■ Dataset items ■
|---|
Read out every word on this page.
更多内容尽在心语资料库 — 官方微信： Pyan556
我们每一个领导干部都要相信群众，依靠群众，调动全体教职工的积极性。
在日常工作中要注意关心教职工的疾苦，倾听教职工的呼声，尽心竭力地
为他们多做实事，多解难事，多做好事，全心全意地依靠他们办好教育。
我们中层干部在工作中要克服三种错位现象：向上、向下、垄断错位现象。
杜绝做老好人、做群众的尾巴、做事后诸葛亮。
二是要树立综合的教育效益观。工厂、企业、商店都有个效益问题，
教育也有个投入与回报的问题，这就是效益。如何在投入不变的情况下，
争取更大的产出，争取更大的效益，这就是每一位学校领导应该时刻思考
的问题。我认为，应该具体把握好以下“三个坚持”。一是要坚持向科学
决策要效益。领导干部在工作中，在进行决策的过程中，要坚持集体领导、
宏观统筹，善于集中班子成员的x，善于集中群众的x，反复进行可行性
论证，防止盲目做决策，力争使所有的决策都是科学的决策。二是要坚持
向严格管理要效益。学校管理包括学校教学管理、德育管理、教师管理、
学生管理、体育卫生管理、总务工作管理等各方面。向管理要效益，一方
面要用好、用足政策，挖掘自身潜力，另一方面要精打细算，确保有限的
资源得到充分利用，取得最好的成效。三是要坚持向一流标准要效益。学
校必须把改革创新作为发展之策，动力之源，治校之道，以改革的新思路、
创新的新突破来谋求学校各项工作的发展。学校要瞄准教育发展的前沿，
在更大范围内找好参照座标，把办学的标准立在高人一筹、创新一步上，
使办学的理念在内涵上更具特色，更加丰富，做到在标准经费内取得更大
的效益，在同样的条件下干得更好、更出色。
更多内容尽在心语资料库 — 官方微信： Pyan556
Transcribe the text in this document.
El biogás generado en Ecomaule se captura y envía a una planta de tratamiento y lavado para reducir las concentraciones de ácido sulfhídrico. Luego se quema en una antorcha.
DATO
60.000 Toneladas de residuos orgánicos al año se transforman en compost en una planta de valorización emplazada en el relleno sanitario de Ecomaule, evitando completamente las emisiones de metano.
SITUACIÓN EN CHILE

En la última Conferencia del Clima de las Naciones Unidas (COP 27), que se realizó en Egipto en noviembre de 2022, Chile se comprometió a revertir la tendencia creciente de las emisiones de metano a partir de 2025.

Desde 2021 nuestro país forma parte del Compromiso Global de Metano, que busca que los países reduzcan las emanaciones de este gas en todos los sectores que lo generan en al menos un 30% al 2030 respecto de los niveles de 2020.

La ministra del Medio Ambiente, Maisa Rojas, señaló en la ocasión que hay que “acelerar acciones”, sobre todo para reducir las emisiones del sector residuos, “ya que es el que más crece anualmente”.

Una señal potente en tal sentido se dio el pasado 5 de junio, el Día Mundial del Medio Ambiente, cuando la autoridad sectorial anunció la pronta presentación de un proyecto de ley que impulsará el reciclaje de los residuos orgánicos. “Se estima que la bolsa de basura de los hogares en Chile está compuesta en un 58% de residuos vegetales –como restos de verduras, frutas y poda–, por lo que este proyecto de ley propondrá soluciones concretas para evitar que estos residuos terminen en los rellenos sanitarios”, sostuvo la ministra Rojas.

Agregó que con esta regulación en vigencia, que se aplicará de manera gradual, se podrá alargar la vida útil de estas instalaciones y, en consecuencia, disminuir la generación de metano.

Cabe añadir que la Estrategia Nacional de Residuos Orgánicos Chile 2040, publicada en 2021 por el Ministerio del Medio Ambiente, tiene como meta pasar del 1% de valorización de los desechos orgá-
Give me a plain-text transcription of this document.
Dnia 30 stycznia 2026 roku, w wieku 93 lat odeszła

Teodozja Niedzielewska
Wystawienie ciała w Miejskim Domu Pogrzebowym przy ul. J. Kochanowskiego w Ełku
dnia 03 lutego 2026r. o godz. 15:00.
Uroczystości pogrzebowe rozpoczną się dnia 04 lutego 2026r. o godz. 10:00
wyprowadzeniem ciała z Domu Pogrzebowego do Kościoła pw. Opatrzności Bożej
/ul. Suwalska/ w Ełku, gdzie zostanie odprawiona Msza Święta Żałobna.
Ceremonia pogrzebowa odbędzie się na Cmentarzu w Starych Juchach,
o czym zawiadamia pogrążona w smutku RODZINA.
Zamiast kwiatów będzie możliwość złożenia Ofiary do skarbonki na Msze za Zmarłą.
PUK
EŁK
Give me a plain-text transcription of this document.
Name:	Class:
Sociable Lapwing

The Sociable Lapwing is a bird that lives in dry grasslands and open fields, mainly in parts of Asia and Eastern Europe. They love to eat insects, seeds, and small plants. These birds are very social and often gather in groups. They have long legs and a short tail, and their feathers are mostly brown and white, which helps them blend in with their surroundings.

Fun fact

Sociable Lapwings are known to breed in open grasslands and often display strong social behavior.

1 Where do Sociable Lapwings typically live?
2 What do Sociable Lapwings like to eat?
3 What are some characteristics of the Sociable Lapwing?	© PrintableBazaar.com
|---|
Write out every record shown above, word for word.

■ Answer to this problem ■
Read out every word on this page.
更多内容尽在心语资料库 — 官方微信： Pyan556
我们每一个领导干部都要相信群众，依靠群众，调动全体教职工的积极性。
在日常工作中要注意关心教职工的疾苦，倾听教职工的呼声，尽心竭力地
为他们多做实事，多解难事，多做好事，全心全意地依靠他们办好教育。
我们中层干部在工作中要克服三种错位现象：向上、向下、垄断错位现象。
杜绝做老好人、做群众的尾巴、做事后诸葛亮。
二是要树立综合的教育效益观。工厂、企业、商店都有个效益问题，
教育也有个投入与回报的问题，这就是效益。如何在投入不变的情况下，
争取更大的产出，争取更大的效益，这就是每一位学校领导应该时刻思考
的问题。我认为，应该具体把握好以下“三个坚持”。一是要坚持向科学
决策要效益。领导干部在工作中，在进行决策的过程中，要坚持集体领导、
宏观统筹，善于集中班子成员的x，善于集中群众的x，反复进行可行性
论证，防止盲目做决策，力争使所有的决策都是科学的决策。二是要坚持
向严格管理要效益。学校管理包括学校教学管理、德育管理、教师管理、
学生管理、体育卫生管理、总务工作管理等各方面。向管理要效益，一方
面要用好、用足政策，挖掘自身潜力，另一方面要精打细算，确保有限的
资源得到充分利用，取得最好的成效。三是要坚持向一流标准要效益。学
校必须把改革创新作为发展之策，动力之源，治校之道，以改革的新思路、
创新的新突破来谋求学校各项工作的发展。学校要瞄准教育发展的前沿，
在更大范围内找好参照座标，把办学的标准立在高人一筹、创新一步上，
使办学的理念在内涵上更具特色，更加丰富，做到在标准经费内取得更大
的效益，在同样的条件下干得更好、更出色。
更多内容尽在心语资料库 — 官方微信： Pyan556
Transcribe the text in this document.
El biogás generado en Ecomaule se captura y envía a una planta de tratamiento y lavado para reducir las concentraciones de ácido sulfhídrico. Luego se quema en una antorcha.
DATO
60.000 Toneladas de residuos orgánicos al año se transforman en compost en una planta de valorización emplazada en el relleno sanitario de Ecomaule, evitando completamente las emisiones de metano.
SITUACIÓN EN CHILE

En la última Conferencia del Clima de las Naciones Unidas (COP 27), que se realizó en Egipto en noviembre de 2022, Chile se comprometió a revertir la tendencia creciente de las emisiones de metano a partir de 2025.

Desde 2021 nuestro país forma parte del Compromiso Global de Metano, que busca que los países reduzcan las emanaciones de este gas en todos los sectores que lo generan en al menos un 30% al 2030 respecto de los niveles de 2020.

La ministra del Medio Ambiente, Maisa Rojas, señaló en la ocasión que hay que “acelerar acciones”, sobre todo para reducir las emisiones del sector residuos, “ya que es el que más crece anualmente”.

Una señal potente en tal sentido se dio el pasado 5 de junio, el Día Mundial del Medio Ambiente, cuando la autoridad sectorial anunció la pronta presentación de un proyecto de ley que impulsará el reciclaje de los residuos orgánicos. “Se estima que la bolsa de basura de los hogares en Chile está compuesta en un 58% de residuos vegetales –como restos de verduras, frutas y poda–, por lo que este proyecto de ley propondrá soluciones concretas para evitar que estos residuos terminen en los rellenos sanitarios”, sostuvo la ministra Rojas.

Agregó que con esta regulación en vigencia, que se aplicará de manera gradual, se podrá alargar la vida útil de estas instalaciones y, en consecuencia, disminuir la generación de metano.

Cabe añadir que la Estrategia Nacional de Residuos Orgánicos Chile 2040, publicada en 2021 por el Ministerio del Medio Ambiente, tiene como meta pasar del 1% de valorización de los desechos orgá-
Give me a plain-text transcription of this document.
Dnia 30 stycznia 2026 roku, w wieku 93 lat odeszła

Teodozja Niedzielewska
Wystawienie ciała w Miejskim Domu Pogrzebowym przy ul. J. Kochanowskiego w Ełku
dnia 03 lutego 2026r. o godz. 15:00.
Uroczystości pogrzebowe rozpoczną się dnia 04 lutego 2026r. o godz. 10:00
wyprowadzeniem ciała z Domu Pogrzebowego do Kościoła pw. Opatrzności Bożej
/ul. Suwalska/ w Ełku, gdzie zostanie odprawiona Msza Święta Żałobna.
Ceremonia pogrzebowa odbędzie się na Cmentarzu w Starych Juchach,
o czym zawiadamia pogrążona w smutku RODZINA.
Zamiast kwiatów będzie możliwość złożenia Ofiary do skarbonki na Msze za Zmarłą.
PUK
EŁK
Give me a plain-text transcription of this document.
Name:	Class:
Sociable Lapwing

The Sociable Lapwing is a bird that lives in dry grasslands and open fields, mainly in parts of Asia and Eastern Europe. They love to eat insects, seeds, and small plants. These birds are very social and often gather in groups. They have long legs and a short tail, and their feathers are mostly brown and white, which helps them blend in with their surroundings.

Fun fact

Sociable Lapwings are known to breed in open grasslands and often display strong social behavior.

1 Where do Sociable Lapwings typically live?
2 What do Sociable Lapwings like to eat?
3 What are some characteristics of the Sociable Lapwing?	© PrintableBazaar.com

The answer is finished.